▸ Data entries for graphics
* begin *

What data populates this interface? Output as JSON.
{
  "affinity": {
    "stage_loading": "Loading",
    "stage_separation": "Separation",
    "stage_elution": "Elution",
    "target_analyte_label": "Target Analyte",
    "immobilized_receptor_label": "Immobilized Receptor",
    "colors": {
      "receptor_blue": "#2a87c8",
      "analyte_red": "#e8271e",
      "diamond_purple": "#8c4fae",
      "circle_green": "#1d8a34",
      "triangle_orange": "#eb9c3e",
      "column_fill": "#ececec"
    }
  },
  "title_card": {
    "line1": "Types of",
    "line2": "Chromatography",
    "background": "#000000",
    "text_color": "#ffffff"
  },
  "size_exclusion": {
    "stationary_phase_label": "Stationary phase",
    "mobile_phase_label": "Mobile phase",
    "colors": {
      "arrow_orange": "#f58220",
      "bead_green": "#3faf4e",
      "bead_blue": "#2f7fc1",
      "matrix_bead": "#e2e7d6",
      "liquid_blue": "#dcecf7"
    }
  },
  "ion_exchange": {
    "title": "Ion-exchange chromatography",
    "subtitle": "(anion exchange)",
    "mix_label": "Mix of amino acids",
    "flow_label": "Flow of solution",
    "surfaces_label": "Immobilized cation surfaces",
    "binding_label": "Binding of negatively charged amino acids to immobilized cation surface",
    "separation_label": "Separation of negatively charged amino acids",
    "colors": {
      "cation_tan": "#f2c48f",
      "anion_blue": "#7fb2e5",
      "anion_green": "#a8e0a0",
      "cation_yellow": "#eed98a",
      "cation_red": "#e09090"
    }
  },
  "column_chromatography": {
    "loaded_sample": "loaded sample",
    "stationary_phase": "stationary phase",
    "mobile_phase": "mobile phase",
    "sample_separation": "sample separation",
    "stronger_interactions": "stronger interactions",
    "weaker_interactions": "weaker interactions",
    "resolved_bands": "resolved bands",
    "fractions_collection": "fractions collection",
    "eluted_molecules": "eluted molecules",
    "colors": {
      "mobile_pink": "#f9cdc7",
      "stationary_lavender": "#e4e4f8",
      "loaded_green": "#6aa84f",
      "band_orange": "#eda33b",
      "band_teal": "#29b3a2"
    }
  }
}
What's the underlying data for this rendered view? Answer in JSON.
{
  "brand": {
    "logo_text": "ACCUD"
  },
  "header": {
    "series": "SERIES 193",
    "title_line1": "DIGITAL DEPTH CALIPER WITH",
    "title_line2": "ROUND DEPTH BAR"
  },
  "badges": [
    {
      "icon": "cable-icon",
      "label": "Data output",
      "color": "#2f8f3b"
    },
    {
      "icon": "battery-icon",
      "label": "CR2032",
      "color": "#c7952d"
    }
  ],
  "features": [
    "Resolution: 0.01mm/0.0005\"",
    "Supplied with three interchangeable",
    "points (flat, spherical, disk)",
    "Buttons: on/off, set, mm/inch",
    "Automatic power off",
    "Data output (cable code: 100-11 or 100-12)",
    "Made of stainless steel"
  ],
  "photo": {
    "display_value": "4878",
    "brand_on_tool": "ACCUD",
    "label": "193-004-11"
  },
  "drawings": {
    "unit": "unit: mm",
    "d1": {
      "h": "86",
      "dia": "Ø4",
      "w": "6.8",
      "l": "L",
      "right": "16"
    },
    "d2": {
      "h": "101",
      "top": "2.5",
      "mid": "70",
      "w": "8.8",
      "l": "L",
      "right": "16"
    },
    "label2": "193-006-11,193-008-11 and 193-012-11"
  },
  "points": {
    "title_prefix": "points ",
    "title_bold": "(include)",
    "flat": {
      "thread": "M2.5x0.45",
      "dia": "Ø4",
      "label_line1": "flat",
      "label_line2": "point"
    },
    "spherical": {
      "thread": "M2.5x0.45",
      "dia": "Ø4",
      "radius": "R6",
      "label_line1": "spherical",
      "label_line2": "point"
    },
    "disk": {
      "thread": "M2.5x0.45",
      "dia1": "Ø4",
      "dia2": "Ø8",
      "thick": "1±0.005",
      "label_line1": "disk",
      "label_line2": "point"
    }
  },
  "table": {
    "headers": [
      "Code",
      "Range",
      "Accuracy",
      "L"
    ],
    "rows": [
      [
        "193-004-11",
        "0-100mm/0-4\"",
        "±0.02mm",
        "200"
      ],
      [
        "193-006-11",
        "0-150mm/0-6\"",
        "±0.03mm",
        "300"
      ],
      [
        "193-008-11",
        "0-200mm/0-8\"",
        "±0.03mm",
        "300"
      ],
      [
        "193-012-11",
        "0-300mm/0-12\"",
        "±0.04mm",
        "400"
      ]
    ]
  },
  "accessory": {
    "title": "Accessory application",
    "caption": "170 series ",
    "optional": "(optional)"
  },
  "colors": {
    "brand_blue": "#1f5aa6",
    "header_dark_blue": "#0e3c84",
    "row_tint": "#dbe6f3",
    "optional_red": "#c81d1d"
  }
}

* end *

▸ Direction
Give back each line above precisely as it stands.

▸ Response for this exercise
What data populates this interface? Output as JSON.
{
  "affinity": {
    "stage_loading": "Loading",
    "stage_separation": "Separation",
    "stage_elution": "Elution",
    "target_analyte_label": "Target Analyte",
    "immobilized_receptor_label": "Immobilized Receptor",
    "colors": {
      "receptor_blue": "#2a87c8",
      "analyte_red": "#e8271e",
      "diamond_purple": "#8c4fae",
      "circle_green": "#1d8a34",
      "triangle_orange": "#eb9c3e",
      "column_fill": "#ececec"
    }
  },
  "title_card": {
    "line1": "Types of",
    "line2": "Chromatography",
    "background": "#000000",
    "text_color": "#ffffff"
  },
  "size_exclusion": {
    "stationary_phase_label": "Stationary phase",
    "mobile_phase_label": "Mobile phase",
    "colors": {
      "arrow_orange": "#f58220",
      "bead_green": "#3faf4e",
      "bead_blue": "#2f7fc1",
      "matrix_bead": "#e2e7d6",
      "liquid_blue": "#dcecf7"
    }
  },
  "ion_exchange": {
    "title": "Ion-exchange chromatography",
    "subtitle": "(anion exchange)",
    "mix_label": "Mix of amino acids",
    "flow_label": "Flow of solution",
    "surfaces_label": "Immobilized cation surfaces",
    "binding_label": "Binding of negatively charged amino acids to immobilized cation surface",
    "separation_label": "Separation of negatively charged amino acids",
    "colors": {
      "cation_tan": "#f2c48f",
      "anion_blue": "#7fb2e5",
      "anion_green": "#a8e0a0",
      "cation_yellow": "#eed98a",
      "cation_red": "#e09090"
    }
  },
  "column_chromatography": {
    "loaded_sample": "loaded sample",
    "stationary_phase": "stationary phase",
    "mobile_phase": "mobile phase",
    "sample_separation": "sample separation",
    "stronger_interactions": "stronger interactions",
    "weaker_interactions": "weaker interactions",
    "resolved_bands": "resolved bands",
    "fractions_collection": "fractions collection",
    "eluted_molecules": "eluted molecules",
    "colors": {
      "mobile_pink": "#f9cdc7",
      "stationary_lavender": "#e4e4f8",
      "loaded_green": "#6aa84f",
      "band_orange": "#eda33b",
      "band_teal": "#29b3a2"
    }
  }
}
What's the underlying data for this rendered view? Answer in JSON.
{
  "brand": {
    "logo_text": "ACCUD"
  },
  "header": {
    "series": "SERIES 193",
    "title_line1": "DIGITAL DEPTH CALIPER WITH",
    "title_line2": "ROUND DEPTH BAR"
  },
  "badges": [
    {
      "icon": "cable-icon",
      "label": "Data output",
      "color": "#2f8f3b"
    },
    {
      "icon": "battery-icon",
      "label": "CR2032",
      "color": "#c7952d"
    }
  ],
  "features": [
    "Resolution: 0.01mm/0.0005\"",
    "Supplied with three interchangeable",
    "points (flat, spherical, disk)",
    "Buttons: on/off, set, mm/inch",
    "Automatic power off",
    "Data output (cable code: 100-11 or 100-12)",
    "Made of stainless steel"
  ],
  "photo": {
    "display_value": "4878",
    "brand_on_tool": "ACCUD",
    "label": "193-004-11"
  },
  "drawings": {
    "unit": "unit: mm",
    "d1": {
      "h": "86",
      "dia": "Ø4",
      "w": "6.8",
      "l": "L",
      "right": "16"
    },
    "d2": {
      "h": "101",
      "top": "2.5",
      "mid": "70",
      "w": "8.8",
      "l": "L",
      "right": "16"
    },
    "label2": "193-006-11,193-008-11 and 193-012-11"
  },
  "points": {
    "title_prefix": "points ",
    "title_bold": "(include)",
    "flat": {
      "thread": "M2.5x0.45",
      "dia": "Ø4",
      "label_line1": "flat",
      "label_line2": "point"
    },
    "spherical": {
      "thread": "M2.5x0.45",
      "dia": "Ø4",
      "radius": "R6",
      "label_line1": "spherical",
      "label_line2": "point"
    },
    "disk": {
      "thread": "M2.5x0.45",
      "dia1": "Ø4",
      "dia2": "Ø8",
      "thick": "1±0.005",
      "label_line1": "disk",
      "label_line2": "point"
    }
  },
  "table": {
    "headers": [
      "Code",
      "Range",
      "Accuracy",
      "L"
    ],
    "rows": [
      [
        "193-004-11",
        "0-100mm/0-4\"",
        "±0.02mm",
        "200"
      ],
      [
        "193-006-11",
        "0-150mm/0-6\"",
        "±0.03mm",
        "300"
      ],
      [
        "193-008-11",
        "0-200mm/0-8\"",
        "±0.03mm",
        "300"
      ],
      [
        "193-012-11",
        "0-300mm/0-12\"",
        "±0.04mm",
        "400"
      ]
    ]
  },
  "accessory": {
    "title": "Accessory application",
    "caption": "170 series ",
    "optional": "(optional)"
  },
  "colors": {
    "brand_blue": "#1f5aa6",
    "header_dark_blue": "#0e3c84",
    "row_tint": "#dbe6f3",
    "optional_red": "#c81d1d"
  }
}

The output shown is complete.